▸ **Data for processing**:
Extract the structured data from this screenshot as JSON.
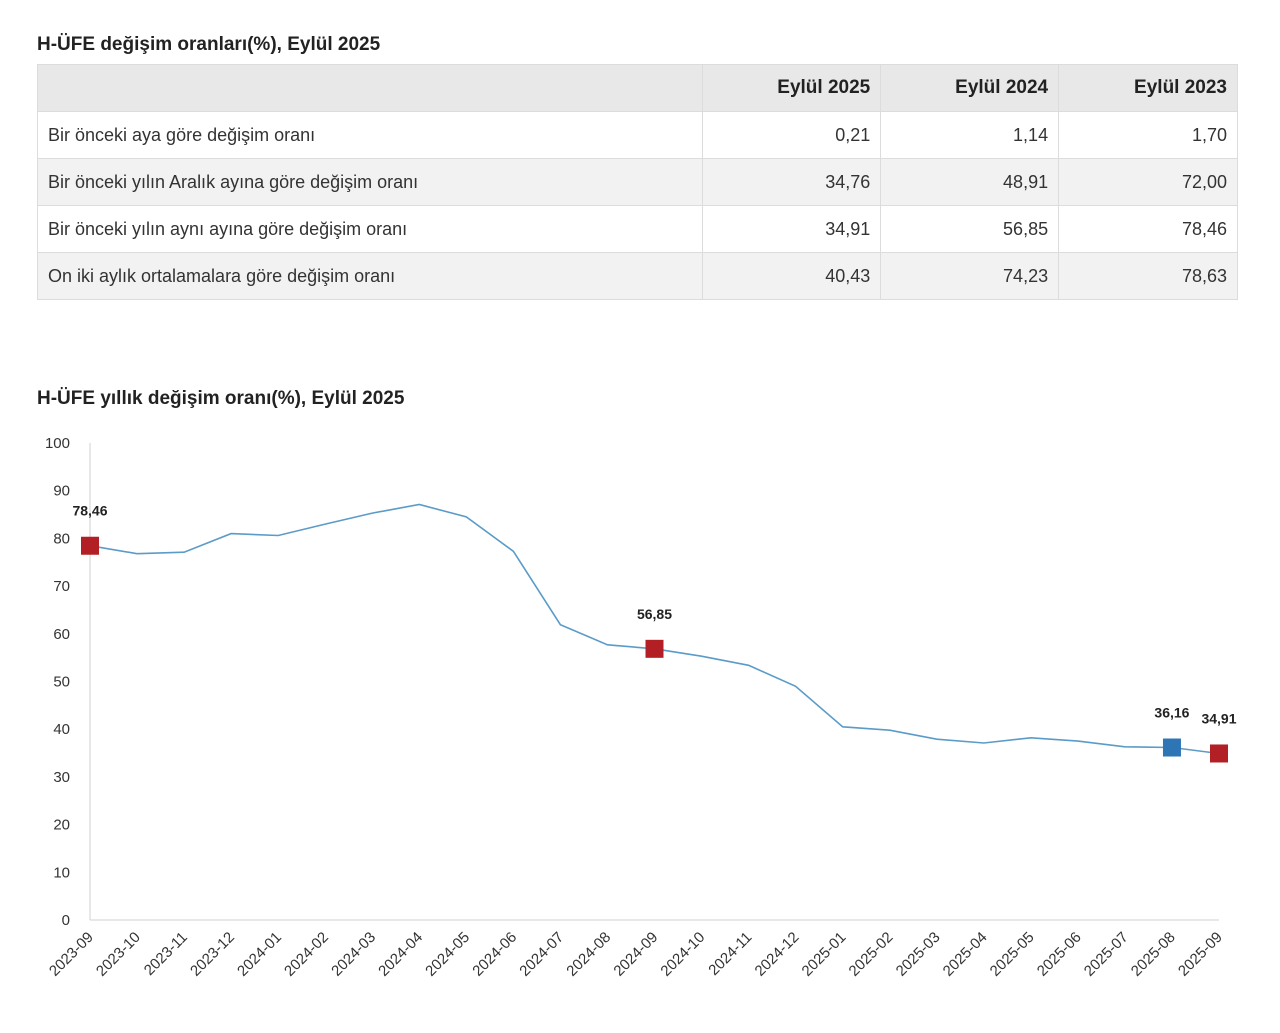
{
  "table": {
    "title": "H-ÜFE değişim oranları(%), Eylül 2025",
    "headers": [
      "",
      "Eylül 2025",
      "Eylül 2024",
      "Eylül 2023"
    ],
    "rows": [
      {
        "label": "Bir önceki aya göre değişim oranı",
        "values": [
          "0,21",
          "1,14",
          "1,70"
        ]
      },
      {
        "label": "Bir önceki yılın Aralık ayına göre değişim oranı",
        "values": [
          "34,76",
          "48,91",
          "72,00"
        ]
      },
      {
        "label": "Bir önceki yılın aynı ayına göre değişim oranı",
        "values": [
          "34,91",
          "56,85",
          "78,46"
        ]
      },
      {
        "label": "On iki aylık ortalamalara göre değişim oranı",
        "values": [
          "40,43",
          "74,23",
          "78,63"
        ]
      }
    ]
  },
  "chart_data": {
    "type": "line",
    "title": "H-ÜFE yıllık değişim oranı(%), Eylül 2025",
    "xlabel": "",
    "ylabel": "",
    "ylim": [
      0,
      100
    ],
    "yticks": [
      0,
      10,
      20,
      30,
      40,
      50,
      60,
      70,
      80,
      90,
      100
    ],
    "categories": [
      "2023-09",
      "2023-10",
      "2023-11",
      "2023-12",
      "2024-01",
      "2024-02",
      "2024-03",
      "2024-04",
      "2024-05",
      "2024-06",
      "2024-07",
      "2024-08",
      "2024-09",
      "2024-10",
      "2024-11",
      "2024-12",
      "2025-01",
      "2025-02",
      "2025-03",
      "2025-04",
      "2025-05",
      "2025-06",
      "2025-07",
      "2025-08",
      "2025-09"
    ],
    "series": [
      {
        "name": "H-ÜFE yıllık değişim oranı",
        "color": "#5b9bc8",
        "values": [
          78.46,
          76.8,
          77.1,
          81.0,
          80.6,
          83.0,
          85.3,
          87.1,
          84.5,
          77.3,
          61.9,
          57.7,
          56.85,
          55.3,
          53.4,
          49.0,
          40.5,
          39.8,
          37.9,
          37.1,
          38.2,
          37.5,
          36.3,
          36.16,
          34.91
        ]
      }
    ],
    "markers": [
      {
        "category": "2023-09",
        "value": 78.46,
        "label": "78,46",
        "color": "#b22025"
      },
      {
        "category": "2024-09",
        "value": 56.85,
        "label": "56,85",
        "color": "#b22025"
      },
      {
        "category": "2025-08",
        "value": 36.16,
        "label": "36,16",
        "color": "#2e75b6"
      },
      {
        "category": "2025-09",
        "value": 34.91,
        "label": "34,91",
        "color": "#b22025"
      }
    ]
  }
}
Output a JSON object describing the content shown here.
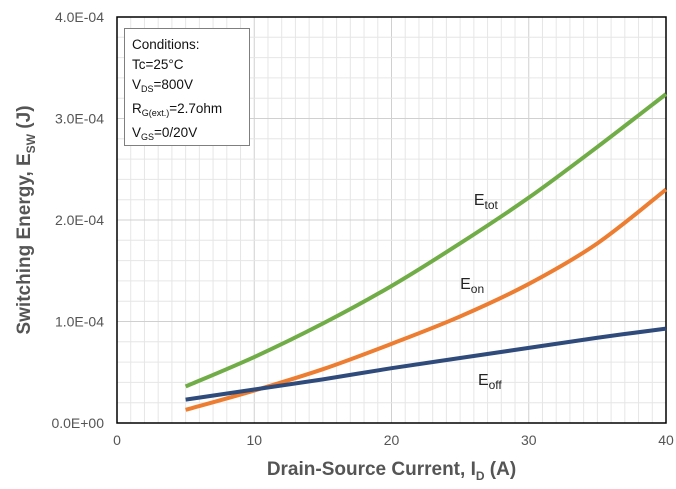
{
  "chart_data": {
    "type": "line",
    "xlabel": "Drain-Source Current, I",
    "xlabel_sub": "D",
    "xlabel_unit": " (A)",
    "ylabel": "Switching Energy, E",
    "ylabel_sub": "SW",
    "ylabel_unit": " (J)",
    "xlim": [
      0,
      40
    ],
    "ylim": [
      0,
      0.0004
    ],
    "x_ticks": [
      0,
      10,
      20,
      30,
      40
    ],
    "x_tick_labels": [
      "0",
      "10",
      "20",
      "30",
      "40"
    ],
    "y_ticks": [
      0,
      0.0001,
      0.0002,
      0.0003,
      0.0004
    ],
    "y_tick_labels": [
      "0.0E+00",
      "1.0E-04",
      "2.0E-04",
      "3.0E-04",
      "4.0E-04"
    ],
    "grid": true,
    "series": [
      {
        "name": "E",
        "name_sub": "tot",
        "color": "#70ad47",
        "x": [
          5,
          10,
          15,
          20,
          25,
          30,
          35,
          40
        ],
        "y": [
          3.6e-05,
          6.5e-05,
          9.8e-05,
          0.000135,
          0.000177,
          0.000222,
          0.000272,
          0.000324
        ]
      },
      {
        "name": "E",
        "name_sub": "on",
        "color": "#ed7d31",
        "x": [
          5,
          10,
          15,
          20,
          25,
          30,
          35,
          40
        ],
        "y": [
          1.3e-05,
          3.2e-05,
          5.3e-05,
          7.8e-05,
          0.000105,
          0.000137,
          0.000177,
          0.00023
        ]
      },
      {
        "name": "E",
        "name_sub": "off",
        "color": "#2f4b7c",
        "x": [
          5,
          10,
          15,
          20,
          25,
          30,
          35,
          40
        ],
        "y": [
          2.3e-05,
          3.3e-05,
          4.3e-05,
          5.4e-05,
          6.4e-05,
          7.4e-05,
          8.4e-05,
          9.3e-05
        ]
      }
    ]
  },
  "conditions": {
    "title": "Conditions:",
    "tc": "Tc=25°C",
    "vds_main": "V",
    "vds_sub": "DS",
    "vds_value": "=800V",
    "rg_main": "R",
    "rg_sub": "G(ext.)",
    "rg_value": "=2.7ohm",
    "vgs_main": "V",
    "vgs_sub": "GS",
    "vgs_value": "=0/20V"
  }
}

▸ **Problem to solve**: Report back each line of the entries that holds the string "yılın".

▸ **Response**:
        "label": "Bir önceki yılın Aralık ayına göre değişim oranı",
        "label": "Bir önceki yılın aynı ayına göre değişim oranı",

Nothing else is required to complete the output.